## TASK GOAL
All entries must be extracted exactly, with nothing added or dropped.

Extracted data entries
————

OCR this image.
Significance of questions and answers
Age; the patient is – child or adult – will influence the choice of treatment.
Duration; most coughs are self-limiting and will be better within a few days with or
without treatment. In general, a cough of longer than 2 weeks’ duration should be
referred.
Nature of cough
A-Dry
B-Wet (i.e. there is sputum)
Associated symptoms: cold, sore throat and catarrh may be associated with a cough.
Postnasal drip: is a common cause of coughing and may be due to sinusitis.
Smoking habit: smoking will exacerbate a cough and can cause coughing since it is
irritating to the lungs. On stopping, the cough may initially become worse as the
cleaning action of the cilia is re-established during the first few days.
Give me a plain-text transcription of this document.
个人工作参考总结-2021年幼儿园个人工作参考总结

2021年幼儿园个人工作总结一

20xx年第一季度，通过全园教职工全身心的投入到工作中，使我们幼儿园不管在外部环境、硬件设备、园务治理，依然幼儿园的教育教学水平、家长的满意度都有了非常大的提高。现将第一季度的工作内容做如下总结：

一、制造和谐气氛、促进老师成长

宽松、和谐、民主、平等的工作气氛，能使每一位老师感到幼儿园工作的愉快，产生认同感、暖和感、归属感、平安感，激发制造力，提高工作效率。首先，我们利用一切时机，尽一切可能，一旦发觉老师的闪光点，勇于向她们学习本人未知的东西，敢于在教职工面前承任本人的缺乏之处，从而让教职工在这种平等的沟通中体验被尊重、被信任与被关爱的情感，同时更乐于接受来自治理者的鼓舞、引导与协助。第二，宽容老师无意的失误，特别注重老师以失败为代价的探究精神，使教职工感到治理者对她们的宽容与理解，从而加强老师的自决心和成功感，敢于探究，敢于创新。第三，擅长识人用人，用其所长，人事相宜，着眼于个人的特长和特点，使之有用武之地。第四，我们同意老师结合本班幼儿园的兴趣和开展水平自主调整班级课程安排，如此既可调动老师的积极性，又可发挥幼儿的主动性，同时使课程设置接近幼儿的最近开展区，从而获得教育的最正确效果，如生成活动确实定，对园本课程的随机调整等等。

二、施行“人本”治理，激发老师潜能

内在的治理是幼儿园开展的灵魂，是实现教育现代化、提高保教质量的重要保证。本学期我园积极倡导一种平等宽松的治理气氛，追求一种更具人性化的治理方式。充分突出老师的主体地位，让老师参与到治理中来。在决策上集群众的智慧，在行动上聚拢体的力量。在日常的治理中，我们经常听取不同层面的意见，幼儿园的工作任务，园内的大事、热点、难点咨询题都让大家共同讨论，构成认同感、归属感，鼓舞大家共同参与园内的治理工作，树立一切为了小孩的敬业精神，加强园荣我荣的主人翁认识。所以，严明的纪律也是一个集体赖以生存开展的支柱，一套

————

## COMPLETE ANSWER
OCR this image.
Significance of questions and answers
Age; the patient is – child or adult – will influence the choice of treatment.
Duration; most coughs are self-limiting and will be better within a few days with or
without treatment. In general, a cough of longer than 2 weeks’ duration should be
referred.
Nature of cough
A-Dry
B-Wet (i.e. there is sputum)
Associated symptoms: cold, sore throat and catarrh may be associated with a cough.
Postnasal drip: is a common cause of coughing and may be due to sinusitis.
Smoking habit: smoking will exacerbate a cough and can cause coughing since it is
irritating to the lungs. On stopping, the cough may initially become worse as the
cleaning action of the cilia is re-established during the first few days.
Give me a plain-text transcription of this document.
个人工作参考总结-2021年幼儿园个人工作参考总结

2021年幼儿园个人工作总结一

20xx年第一季度，通过全园教职工全身心的投入到工作中，使我们幼儿园不管在外部环境、硬件设备、园务治理，依然幼儿园的教育教学水平、家长的满意度都有了非常大的提高。现将第一季度的工作内容做如下总结：

一、制造和谐气氛、促进老师成长

宽松、和谐、民主、平等的工作气氛，能使每一位老师感到幼儿园工作的愉快，产生认同感、暖和感、归属感、平安感，激发制造力，提高工作效率。首先，我们利用一切时机，尽一切可能，一旦发觉老师的闪光点，勇于向她们学习本人未知的东西，敢于在教职工面前承任本人的缺乏之处，从而让教职工在这种平等的沟通中体验被尊重、被信任与被关爱的情感，同时更乐于接受来自治理者的鼓舞、引导与协助。第二，宽容老师无意的失误，特别注重老师以失败为代价的探究精神，使教职工感到治理者对她们的宽容与理解，从而加强老师的自决心和成功感，敢于探究，敢于创新。第三，擅长识人用人，用其所长，人事相宜，着眼于个人的特长和特点，使之有用武之地。第四，我们同意老师结合本班幼儿园的兴趣和开展水平自主调整班级课程安排，如此既可调动老师的积极性，又可发挥幼儿的主动性，同时使课程设置接近幼儿的最近开展区，从而获得教育的最正确效果，如生成活动确实定，对园本课程的随机调整等等。

二、施行“人本”治理，激发老师潜能

内在的治理是幼儿园开展的灵魂，是实现教育现代化、提高保教质量的重要保证。本学期我园积极倡导一种平等宽松的治理气氛，追求一种更具人性化的治理方式。充分突出老师的主体地位，让老师参与到治理中来。在决策上集群众的智慧，在行动上聚拢体的力量。在日常的治理中，我们经常听取不同层面的意见，幼儿园的工作任务，园内的大事、热点、难点咨询题都让大家共同讨论，构成认同感、归属感，鼓舞大家共同参与园内的治理工作，树立一切为了小孩的敬业精神，加强园荣我荣的主人翁认识。所以，严明的纪律也是一个集体赖以生存开展的支柱，一套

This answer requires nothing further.